== Stated exercise ==
Copy every line from the data below in which the string "géneros" can be found.

== Extracted information ==
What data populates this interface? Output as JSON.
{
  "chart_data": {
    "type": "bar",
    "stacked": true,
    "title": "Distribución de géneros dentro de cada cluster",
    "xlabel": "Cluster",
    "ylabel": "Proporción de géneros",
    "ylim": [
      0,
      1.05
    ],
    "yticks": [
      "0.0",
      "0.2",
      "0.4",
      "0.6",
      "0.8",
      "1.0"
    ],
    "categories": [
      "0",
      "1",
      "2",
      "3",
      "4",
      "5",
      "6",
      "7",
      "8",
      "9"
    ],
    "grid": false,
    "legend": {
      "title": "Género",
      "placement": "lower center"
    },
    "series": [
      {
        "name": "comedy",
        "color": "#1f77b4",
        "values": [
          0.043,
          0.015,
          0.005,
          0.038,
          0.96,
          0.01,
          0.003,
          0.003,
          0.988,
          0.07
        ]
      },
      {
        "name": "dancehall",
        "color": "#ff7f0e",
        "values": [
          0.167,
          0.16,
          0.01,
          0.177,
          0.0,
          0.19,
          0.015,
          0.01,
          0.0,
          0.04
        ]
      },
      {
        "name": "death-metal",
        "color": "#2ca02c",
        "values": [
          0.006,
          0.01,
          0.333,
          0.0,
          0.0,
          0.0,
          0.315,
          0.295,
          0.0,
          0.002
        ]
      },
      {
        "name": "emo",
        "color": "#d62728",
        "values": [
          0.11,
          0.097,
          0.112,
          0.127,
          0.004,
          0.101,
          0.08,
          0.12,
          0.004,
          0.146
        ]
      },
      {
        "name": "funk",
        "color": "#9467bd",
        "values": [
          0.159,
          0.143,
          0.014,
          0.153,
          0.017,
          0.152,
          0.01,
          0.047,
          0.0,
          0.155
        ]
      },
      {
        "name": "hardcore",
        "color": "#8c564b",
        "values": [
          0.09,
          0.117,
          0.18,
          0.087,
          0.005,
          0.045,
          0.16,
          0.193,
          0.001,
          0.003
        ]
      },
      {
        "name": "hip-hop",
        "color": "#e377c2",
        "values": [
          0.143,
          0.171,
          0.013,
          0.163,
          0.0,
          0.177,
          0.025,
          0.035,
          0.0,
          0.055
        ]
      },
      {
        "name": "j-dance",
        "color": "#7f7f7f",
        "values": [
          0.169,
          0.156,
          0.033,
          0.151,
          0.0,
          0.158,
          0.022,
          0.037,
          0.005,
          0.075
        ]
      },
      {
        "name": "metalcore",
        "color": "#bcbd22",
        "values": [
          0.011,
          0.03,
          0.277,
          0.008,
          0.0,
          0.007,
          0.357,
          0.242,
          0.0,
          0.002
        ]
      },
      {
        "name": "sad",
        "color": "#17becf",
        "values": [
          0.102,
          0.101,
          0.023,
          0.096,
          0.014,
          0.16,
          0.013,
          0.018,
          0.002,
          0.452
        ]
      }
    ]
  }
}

== Exercise answer ==
    "title": "Distribución de géneros dentro de cada cluster",
    "ylabel": "Proporción de géneros",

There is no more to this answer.